▶ **Task prompt**
Every line of the material that follows must be printed again exactly.

▶ **Source records**
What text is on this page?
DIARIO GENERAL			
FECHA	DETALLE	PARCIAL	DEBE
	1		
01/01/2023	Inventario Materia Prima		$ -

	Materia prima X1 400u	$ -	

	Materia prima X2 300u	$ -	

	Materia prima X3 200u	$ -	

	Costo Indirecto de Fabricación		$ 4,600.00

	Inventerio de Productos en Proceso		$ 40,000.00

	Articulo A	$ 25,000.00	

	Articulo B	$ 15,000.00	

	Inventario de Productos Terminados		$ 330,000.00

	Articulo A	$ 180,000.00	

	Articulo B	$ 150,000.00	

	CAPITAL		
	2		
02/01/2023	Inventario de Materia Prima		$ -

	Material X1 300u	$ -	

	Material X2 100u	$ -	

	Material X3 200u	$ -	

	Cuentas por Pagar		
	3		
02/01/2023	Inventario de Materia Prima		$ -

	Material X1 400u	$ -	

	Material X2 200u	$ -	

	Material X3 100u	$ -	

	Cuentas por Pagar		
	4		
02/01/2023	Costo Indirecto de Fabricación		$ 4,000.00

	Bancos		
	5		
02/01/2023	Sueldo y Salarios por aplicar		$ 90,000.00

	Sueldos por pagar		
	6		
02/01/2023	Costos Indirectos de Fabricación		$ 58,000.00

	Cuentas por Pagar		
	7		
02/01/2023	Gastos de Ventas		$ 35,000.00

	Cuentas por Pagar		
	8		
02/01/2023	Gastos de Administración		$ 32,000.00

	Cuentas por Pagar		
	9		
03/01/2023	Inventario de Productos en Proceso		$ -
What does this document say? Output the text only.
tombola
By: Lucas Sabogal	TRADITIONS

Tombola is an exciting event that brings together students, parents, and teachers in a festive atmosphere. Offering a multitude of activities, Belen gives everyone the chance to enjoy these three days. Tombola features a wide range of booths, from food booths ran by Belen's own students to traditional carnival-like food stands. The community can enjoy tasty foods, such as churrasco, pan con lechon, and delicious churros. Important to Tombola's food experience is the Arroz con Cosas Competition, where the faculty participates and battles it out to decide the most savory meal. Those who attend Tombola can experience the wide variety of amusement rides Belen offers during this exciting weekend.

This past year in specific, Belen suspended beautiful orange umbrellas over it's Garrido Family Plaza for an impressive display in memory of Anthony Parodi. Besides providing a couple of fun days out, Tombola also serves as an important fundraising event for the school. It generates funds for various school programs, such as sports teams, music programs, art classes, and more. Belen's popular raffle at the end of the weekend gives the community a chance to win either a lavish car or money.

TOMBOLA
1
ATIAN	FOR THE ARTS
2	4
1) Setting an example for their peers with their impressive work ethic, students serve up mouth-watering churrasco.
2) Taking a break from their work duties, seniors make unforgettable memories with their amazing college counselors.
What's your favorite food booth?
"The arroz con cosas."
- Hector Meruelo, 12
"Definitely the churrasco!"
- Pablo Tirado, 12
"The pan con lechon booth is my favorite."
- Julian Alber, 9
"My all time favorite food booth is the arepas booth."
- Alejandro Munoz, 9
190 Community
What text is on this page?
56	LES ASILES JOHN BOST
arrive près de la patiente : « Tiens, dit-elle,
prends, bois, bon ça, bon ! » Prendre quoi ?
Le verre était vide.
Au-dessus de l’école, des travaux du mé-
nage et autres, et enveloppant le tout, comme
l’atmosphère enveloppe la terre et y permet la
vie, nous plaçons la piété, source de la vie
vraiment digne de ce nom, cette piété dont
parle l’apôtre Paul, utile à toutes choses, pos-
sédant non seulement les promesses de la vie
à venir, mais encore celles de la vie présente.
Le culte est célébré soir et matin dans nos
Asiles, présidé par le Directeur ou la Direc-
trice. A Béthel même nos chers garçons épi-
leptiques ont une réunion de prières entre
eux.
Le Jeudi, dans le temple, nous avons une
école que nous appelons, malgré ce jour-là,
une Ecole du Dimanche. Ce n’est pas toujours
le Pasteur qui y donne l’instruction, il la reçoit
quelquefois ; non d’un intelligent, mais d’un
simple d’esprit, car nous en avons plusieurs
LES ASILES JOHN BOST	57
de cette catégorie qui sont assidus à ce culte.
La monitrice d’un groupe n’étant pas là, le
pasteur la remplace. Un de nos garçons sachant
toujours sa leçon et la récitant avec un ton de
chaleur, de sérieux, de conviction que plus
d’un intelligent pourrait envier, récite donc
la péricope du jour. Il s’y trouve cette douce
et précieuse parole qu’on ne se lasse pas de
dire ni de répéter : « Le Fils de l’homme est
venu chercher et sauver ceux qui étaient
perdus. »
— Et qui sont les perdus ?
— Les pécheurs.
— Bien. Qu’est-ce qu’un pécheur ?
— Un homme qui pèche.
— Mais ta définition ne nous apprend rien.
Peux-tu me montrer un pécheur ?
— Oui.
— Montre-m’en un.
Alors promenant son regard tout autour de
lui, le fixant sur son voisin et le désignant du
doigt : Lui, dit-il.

▶ **Exercise solution**
What text is on this page?
DIARIO GENERAL			
FECHA	DETALLE	PARCIAL	DEBE
	1		
01/01/2023	Inventario Materia Prima		$ -

	Materia prima X1 400u	$ -	

	Materia prima X2 300u	$ -	

	Materia prima X3 200u	$ -	

	Costo Indirecto de Fabricación		$ 4,600.00

	Inventerio de Productos en Proceso		$ 40,000.00

	Articulo A	$ 25,000.00	

	Articulo B	$ 15,000.00	

	Inventario de Productos Terminados		$ 330,000.00

	Articulo A	$ 180,000.00	

	Articulo B	$ 150,000.00	

	CAPITAL		
	2		
02/01/2023	Inventario de Materia Prima		$ -

	Material X1 300u	$ -	

	Material X2 100u	$ -	

	Material X3 200u	$ -	

	Cuentas por Pagar		
	3		
02/01/2023	Inventario de Materia Prima		$ -

	Material X1 400u	$ -	

	Material X2 200u	$ -	

	Material X3 100u	$ -	

	Cuentas por Pagar		
	4		
02/01/2023	Costo Indirecto de Fabricación		$ 4,000.00

	Bancos		
	5		
02/01/2023	Sueldo y Salarios por aplicar		$ 90,000.00

	Sueldos por pagar		
	6		
02/01/2023	Costos Indirectos de Fabricación		$ 58,000.00

	Cuentas por Pagar		
	7		
02/01/2023	Gastos de Ventas		$ 35,000.00

	Cuentas por Pagar		
	8		
02/01/2023	Gastos de Administración		$ 32,000.00

	Cuentas por Pagar		
	9		
03/01/2023	Inventario de Productos en Proceso		$ -
What does this document say? Output the text only.
tombola
By: Lucas Sabogal	TRADITIONS

Tombola is an exciting event that brings together students, parents, and teachers in a festive atmosphere. Offering a multitude of activities, Belen gives everyone the chance to enjoy these three days. Tombola features a wide range of booths, from food booths ran by Belen's own students to traditional carnival-like food stands. The community can enjoy tasty foods, such as churrasco, pan con lechon, and delicious churros. Important to Tombola's food experience is the Arroz con Cosas Competition, where the faculty participates and battles it out to decide the most savory meal. Those who attend Tombola can experience the wide variety of amusement rides Belen offers during this exciting weekend.

This past year in specific, Belen suspended beautiful orange umbrellas over it's Garrido Family Plaza for an impressive display in memory of Anthony Parodi. Besides providing a couple of fun days out, Tombola also serves as an important fundraising event for the school. It generates funds for various school programs, such as sports teams, music programs, art classes, and more. Belen's popular raffle at the end of the weekend gives the community a chance to win either a lavish car or money.

TOMBOLA
1
ATIAN	FOR THE ARTS
2	4
1) Setting an example for their peers with their impressive work ethic, students serve up mouth-watering churrasco.
2) Taking a break from their work duties, seniors make unforgettable memories with their amazing college counselors.
What's your favorite food booth?
"The arroz con cosas."
- Hector Meruelo, 12
"Definitely the churrasco!"
- Pablo Tirado, 12
"The pan con lechon booth is my favorite."
- Julian Alber, 9
"My all time favorite food booth is the arepas booth."
- Alejandro Munoz, 9
190 Community
What text is on this page?
56	LES ASILES JOHN BOST
arrive près de la patiente : « Tiens, dit-elle,
prends, bois, bon ça, bon ! » Prendre quoi ?
Le verre était vide.
Au-dessus de l’école, des travaux du mé-
nage et autres, et enveloppant le tout, comme
l’atmosphère enveloppe la terre et y permet la
vie, nous plaçons la piété, source de la vie
vraiment digne de ce nom, cette piété dont
parle l’apôtre Paul, utile à toutes choses, pos-
sédant non seulement les promesses de la vie
à venir, mais encore celles de la vie présente.
Le culte est célébré soir et matin dans nos
Asiles, présidé par le Directeur ou la Direc-
trice. A Béthel même nos chers garçons épi-
leptiques ont une réunion de prières entre
eux.
Le Jeudi, dans le temple, nous avons une
école que nous appelons, malgré ce jour-là,
une Ecole du Dimanche. Ce n’est pas toujours
le Pasteur qui y donne l’instruction, il la reçoit
quelquefois ; non d’un intelligent, mais d’un
simple d’esprit, car nous en avons plusieurs
LES ASILES JOHN BOST	57
de cette catégorie qui sont assidus à ce culte.
La monitrice d’un groupe n’étant pas là, le
pasteur la remplace. Un de nos garçons sachant
toujours sa leçon et la récitant avec un ton de
chaleur, de sérieux, de conviction que plus
d’un intelligent pourrait envier, récite donc
la péricope du jour. Il s’y trouve cette douce
et précieuse parole qu’on ne se lasse pas de
dire ni de répéter : « Le Fils de l’homme est
venu chercher et sauver ceux qui étaient
perdus. »
— Et qui sont les perdus ?
— Les pécheurs.
— Bien. Qu’est-ce qu’un pécheur ?
— Un homme qui pèche.
— Mais ta définition ne nous apprend rien.
Peux-tu me montrer un pécheur ?
— Oui.
— Montre-m’en un.
Alors promenant son regard tout autour de
lui, le fixant sur son voisin et le désignant du
doigt : Lui, dit-il.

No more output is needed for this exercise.